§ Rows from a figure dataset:

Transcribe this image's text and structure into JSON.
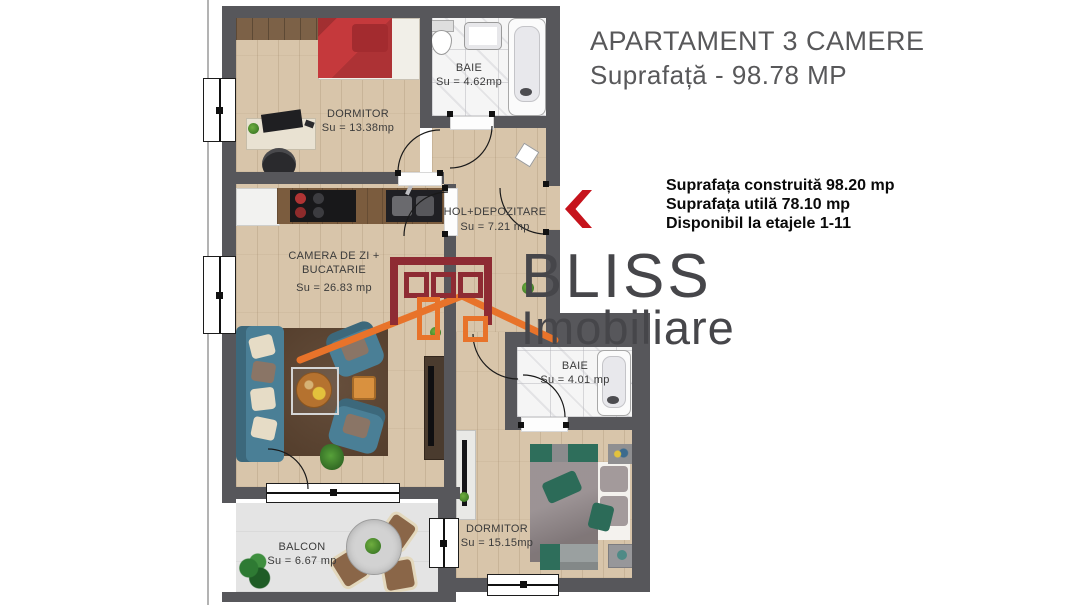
{
  "header": {
    "title": "APARTAMENT 3 CAMERE",
    "subtitle": "Suprafață - 98.78 MP"
  },
  "details": {
    "line1": "Suprafața construită 98.20 mp",
    "line2": "Suprafața utilă 78.10 mp",
    "line3": "Disponibil la etajele 1-11"
  },
  "watermark": {
    "brand": "BLISS",
    "brand2": "Imobiliare"
  },
  "rooms": {
    "dormitor1": {
      "name": "DORMITOR",
      "area": "Su = 13.38mp"
    },
    "baie1": {
      "name": "BAIE",
      "area": "Su = 4.62mp"
    },
    "hol": {
      "name": "HOL+DEPOZITARE",
      "area": "Su = 7.21 mp"
    },
    "living": {
      "line1": "CAMERA DE ZI +",
      "line2": "BUCATARIE",
      "area": "Su = 26.83 mp"
    },
    "baie2": {
      "name": "BAIE",
      "area": "Su = 4.01 mp"
    },
    "dormitor2": {
      "name": "DORMITOR",
      "area": "Su = 15.15mp"
    },
    "balcon": {
      "name": "BALCON",
      "area": "Su = 6.67 mp"
    }
  },
  "colors": {
    "wall": "#57575b",
    "wood": "#d8c5aa",
    "marble": "#f5f5f5",
    "accent-red": "#c6131c",
    "logo-red": "#8e2b33",
    "logo-orange": "#e8732a",
    "sofa-teal": "#4a7f96",
    "bed-red": "#c5393c",
    "pillow-teal": "#2c6b58"
  }
}
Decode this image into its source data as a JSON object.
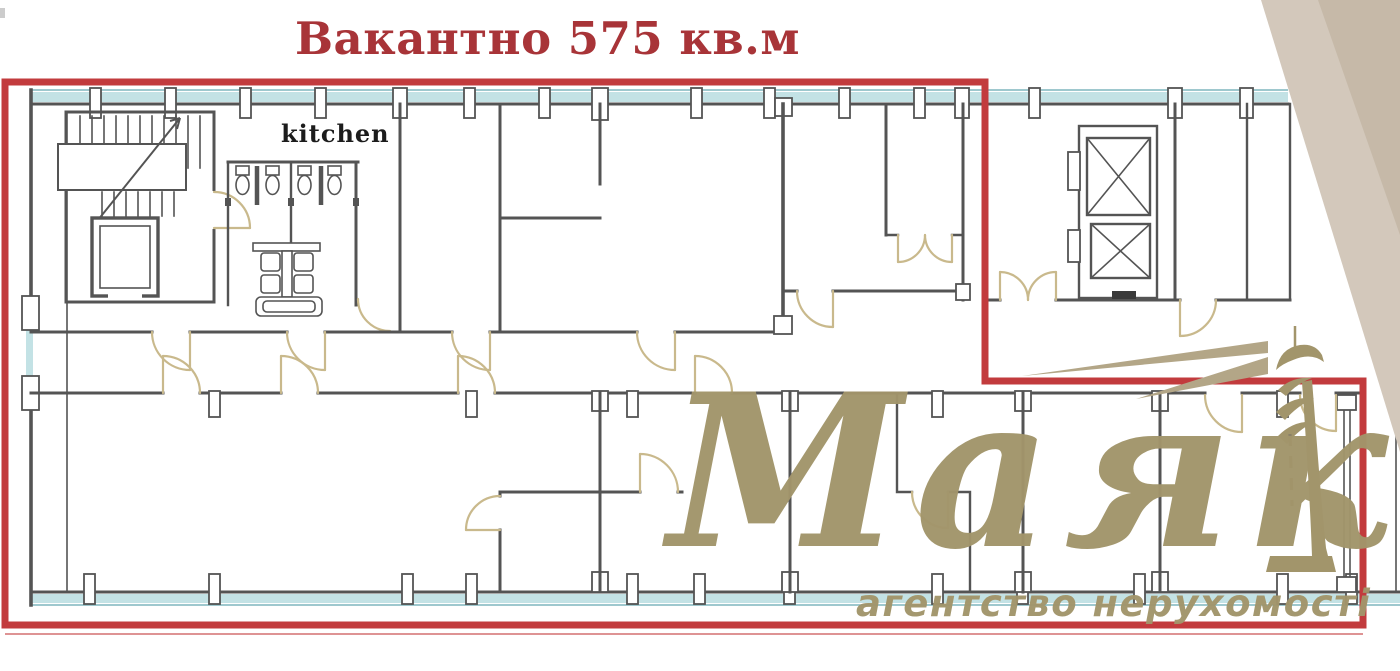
{
  "title": {
    "text": "Вакантно 575 кв.м"
  },
  "plan": {
    "kitchen_label": "kitchen",
    "vacant_area_sqm": "575"
  },
  "watermark": {
    "brand": "Маяк",
    "tagline": "агентство нерухомості"
  },
  "colors": {
    "accent_red": "#c23b3d",
    "title_red": "#a83438",
    "logo_gold": "#a2956b",
    "beam_gold": "#b3a687",
    "wall_gray": "#545454",
    "window_teal": "#c3e2e5",
    "window_frame": "#7fb6bd",
    "door_tan": "#c9b98c",
    "corner_beige": "#d3c8bb",
    "corner_beige_dark": "#c3b6a5"
  }
}
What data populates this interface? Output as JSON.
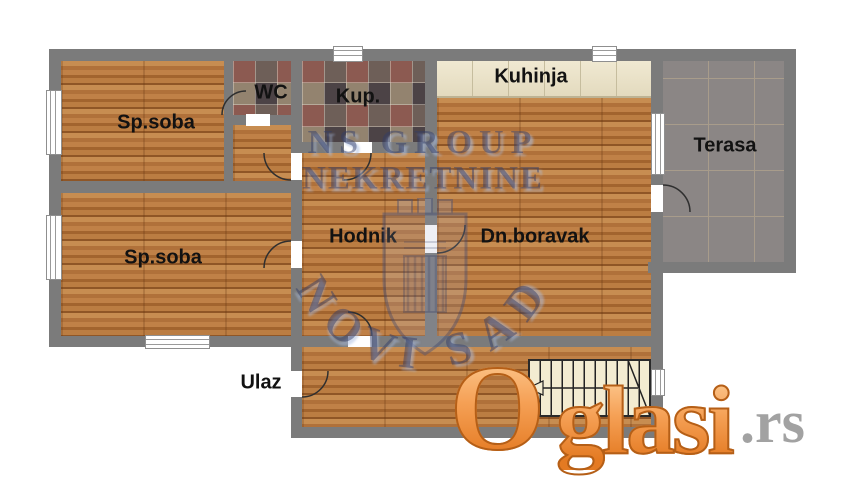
{
  "rooms": {
    "spsoba1": "Sp.soba",
    "wc": "WC",
    "kup": "Kup.",
    "kuhinja": "Kuhinja",
    "terasa": "Terasa",
    "spsoba2": "Sp.soba",
    "hodnik": "Hodnik",
    "dnboravak": "Dn.boravak",
    "ulaz": "Ulaz"
  },
  "watermark": {
    "line1": "NS GROUP",
    "line2": "NEKRETNINE",
    "arc_letters": [
      "N",
      "O",
      "V",
      "I",
      "S",
      "A",
      "D"
    ],
    "color": "#324169"
  },
  "logo": {
    "part1": "O",
    "part2": "glasi",
    "part3": ".rs",
    "orange": "#ef8c33",
    "gray": "#a2a2a2"
  },
  "colors": {
    "wall": "#7b7b7b",
    "wood_floor": "#b67a3e",
    "bath_tile": "#6b5c57",
    "kitchen_tile": "#eae2c8",
    "terrace_tile": "#8b8685",
    "stairs": "#f3ecd1",
    "background": "#ffffff"
  }
}
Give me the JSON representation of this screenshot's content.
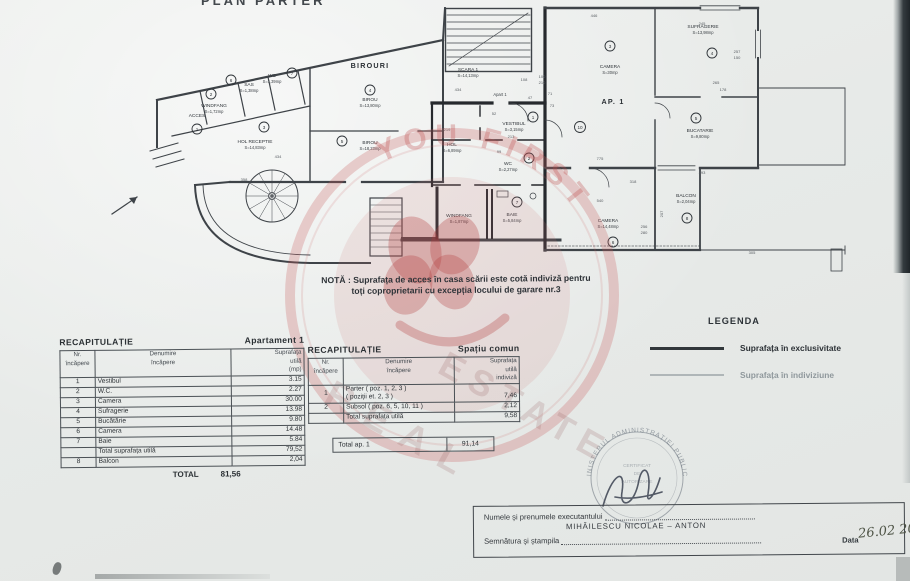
{
  "page": {
    "title": "PLAN PARTER"
  },
  "plan": {
    "rooms": [
      {
        "name": "ACCES",
        "area": "",
        "num": "1"
      },
      {
        "name": "WINDFANG",
        "area": "S=1,72mp",
        "num": "2"
      },
      {
        "name": "SAS",
        "area": "S=1,38mp",
        "num": "6"
      },
      {
        "name": "WC",
        "area": "S=1,39mp",
        "num": "7"
      },
      {
        "name": "HOL RECEPTIE",
        "area": "S=14,83mp",
        "num": "3"
      },
      {
        "name": "BIROU",
        "area": "S=13,80mp",
        "num": "4"
      },
      {
        "name": "BIROU",
        "area": "S=18,23mp",
        "num": "5"
      },
      {
        "name": "SCARA 1",
        "area": "S=14,13mp",
        "num": ""
      },
      {
        "name": "VESTIBUL",
        "area": "S=3,15mp",
        "num": "1"
      },
      {
        "name": "HOL",
        "area": "S=6,89mp",
        "num": ""
      },
      {
        "name": "WC",
        "area": "S=2,27mp",
        "num": "2"
      },
      {
        "name": "WINDFANG",
        "area": "S=1,87mp",
        "num": ""
      },
      {
        "name": "BAIE",
        "area": "S=5,84mp",
        "num": "7"
      },
      {
        "name": "CAMERA",
        "area": "S=30mp",
        "num": "3"
      },
      {
        "name": "SUFRAGERIE",
        "area": "S=13,98mp",
        "num": "4"
      },
      {
        "name": "BUCATARIE",
        "area": "S=9,80mp",
        "num": "5"
      },
      {
        "name": "CAMERA",
        "area": "S=14,48mp",
        "num": "6"
      },
      {
        "name": "BALCON",
        "area": "S=2,04mp",
        "num": "8"
      }
    ],
    "big_labels": {
      "birouri": "BIROURI",
      "ap1": "AP. 1",
      "apart1": "Apart 1",
      "num10": "10"
    },
    "dims": [
      "434",
      "434",
      "446",
      "775",
      "540",
      "318",
      "305",
      "265",
      "178",
      "257",
      "150",
      "219",
      "213",
      "108",
      "100",
      "210",
      "47",
      "71",
      "73",
      "52",
      "99",
      "256",
      "280",
      "207",
      "358",
      "293",
      "245"
    ]
  },
  "note": {
    "line1": "NOTĂ : Suprafața de acces în casa scării este cotă indiviză pentru",
    "line2": "toți coproprietarii cu excepția locului de garare nr.3"
  },
  "recap1": {
    "title": "RECAPITULAȚIE",
    "subtitle": "Apartament 1",
    "col_nr": "Nr.\nîncăpere",
    "col_den": "Denumire\nîncăpere",
    "col_sup": "Suprafața\nutilă\n(mp)",
    "rows": [
      {
        "nr": "1",
        "denumire": "Vestibul",
        "val": "3.15"
      },
      {
        "nr": "2",
        "denumire": "W.C.",
        "val": "2.27"
      },
      {
        "nr": "3",
        "denumire": "Camera",
        "val": "30.00"
      },
      {
        "nr": "4",
        "denumire": "Sufragerie",
        "val": "13.98"
      },
      {
        "nr": "5",
        "denumire": "Bucătărie",
        "val": "9.80"
      },
      {
        "nr": "6",
        "denumire": "Camera",
        "val": "14.48"
      },
      {
        "nr": "7",
        "denumire": "Baie",
        "val": "5.84"
      },
      {
        "nr": "",
        "denumire": "Total suprafața utilă",
        "val": "79,52"
      },
      {
        "nr": "8",
        "denumire": "Balcon",
        "val": "2,04"
      }
    ],
    "total_label": "TOTAL",
    "total_value": "81,56"
  },
  "recap2": {
    "title": "RECAPITULAȚIE",
    "subtitle": "Spațiu comun",
    "col_nr": "Nr.\nîncăpere",
    "col_den": "Denumire\nîncăpere",
    "col_sup": "Suprafața\nutilă\nindiviză",
    "rows": [
      {
        "nr": "1",
        "denumire": "Parter ( poz. 1, 2, 3 )\n( poziții et. 2, 3 )",
        "val": "7,46"
      },
      {
        "nr": "2",
        "denumire": "Subsol ( poz. 6, 5, 10, 11 )",
        "val": "2,12"
      },
      {
        "nr": "",
        "denumire": "Total suprafața utilă",
        "val": "9,58"
      }
    ],
    "grand": {
      "label": "Total ap. 1",
      "value": "91,14"
    }
  },
  "legend": {
    "title": "LEGENDA",
    "items": [
      {
        "label": "Suprafața în exclusivitate"
      },
      {
        "label": "Suprafața în indiviziune"
      }
    ]
  },
  "stamp": {
    "ring_text": "MINISTERUL ADMINISTRAȚIEI PUBLICE",
    "line1": "CERTIFICAT",
    "line2": "DE",
    "line3": "AUTORIZARE"
  },
  "watermark": {
    "arc_text": "YOU FIRST",
    "word1": "REAL",
    "word2": "ESTATE"
  },
  "footer": {
    "label_name": "Numele și prenumele executantului",
    "name": "MIHĂILESCU  NICOLAE – ANTON",
    "label_sign": "Semnătura și ștampila",
    "label_date": "Data",
    "date": "26.02 2006"
  }
}
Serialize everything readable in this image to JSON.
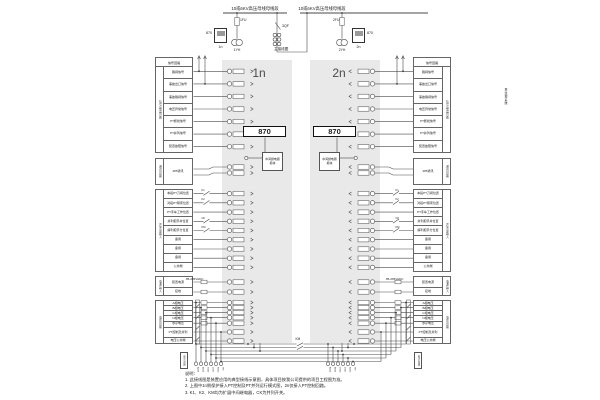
{
  "top": {
    "bus_title_left": "10或6KV高压母线母线段",
    "bus_title_right": "10或6KV高压母线母线段",
    "main_wiring_label": "主接线图",
    "breaker": "3QF",
    "left_device": {
      "label": "870",
      "id": "1n",
      "fuse": "1FU",
      "pt": "1YH"
    },
    "right_device": {
      "label": "870",
      "id": "2n",
      "fuse": "2FU",
      "pt": "2YH"
    }
  },
  "panels": {
    "left_id": "1n",
    "right_id": "2n",
    "left_module": "870",
    "right_module": "870",
    "left_relay_module": "中间继电器模块",
    "right_relay_module": "中间继电器模块",
    "fill": "#e9e9e9"
  },
  "tables": {
    "signal": {
      "header": "信号回路",
      "side": "信号输出回路",
      "rows": [
        "跳闸信号",
        "事故出口信号",
        "事故跳闸信号",
        "电压异常信号",
        "PT断线信号",
        "PT并列信号",
        "装置故障信号"
      ]
    },
    "comm": {
      "side": "通讯回路",
      "rows": [
        "485通讯"
      ]
    },
    "di": {
      "side": "开关量输入",
      "rows": [
        "本段PT刀闸位置",
        "对段PT隔离位置",
        "PT手车工作位置",
        "并列把手并位置",
        "解列把手分位置",
        "备用",
        "备用",
        "备用",
        "公共端"
      ]
    },
    "power": {
      "side": "电源输入",
      "rows": [
        "装置电源",
        "接地"
      ],
      "range": "85-265VADC"
    },
    "voltage": {
      "side": "电压回路",
      "rows": [
        "A相电压",
        "B相电压",
        "C相电压",
        "N相电压",
        "零序电压",
        "PT控制及并列",
        "电压公共端"
      ]
    }
  },
  "contacts": {
    "labels": [
      "K1",
      "K2",
      "CK",
      "KM"
    ]
  },
  "bottom": {
    "km_label": "KM",
    "bus_tag_left": "电压小母线",
    "bus_tag_right": "电压小母线",
    "terminal_labels": [
      "A630",
      "B630",
      "C630",
      "L630",
      "N600",
      "YM"
    ]
  },
  "annotations": {
    "right_side_vertical": "至监控系统"
  },
  "notes": {
    "title": "说明：",
    "items": [
      "1. 此接线图是装置应用的典型接线示意图，具体项目按我公司提供的项目工程图为准。",
      "2. 上图中1n侧保护接入PT控制及PT并列运行模式图，2n仅接入PT控制回路。",
      "3. K1、K2、KM均为扩展中间继电器，CK为并列开关。"
    ]
  }
}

§ Exercise directions: Find and copy each line above that includes the string "中间继电器模块".

§ Solution for this exercise:
    "left_relay_module": "中间继电器模块",
    "right_relay_module": "中间继电器模块",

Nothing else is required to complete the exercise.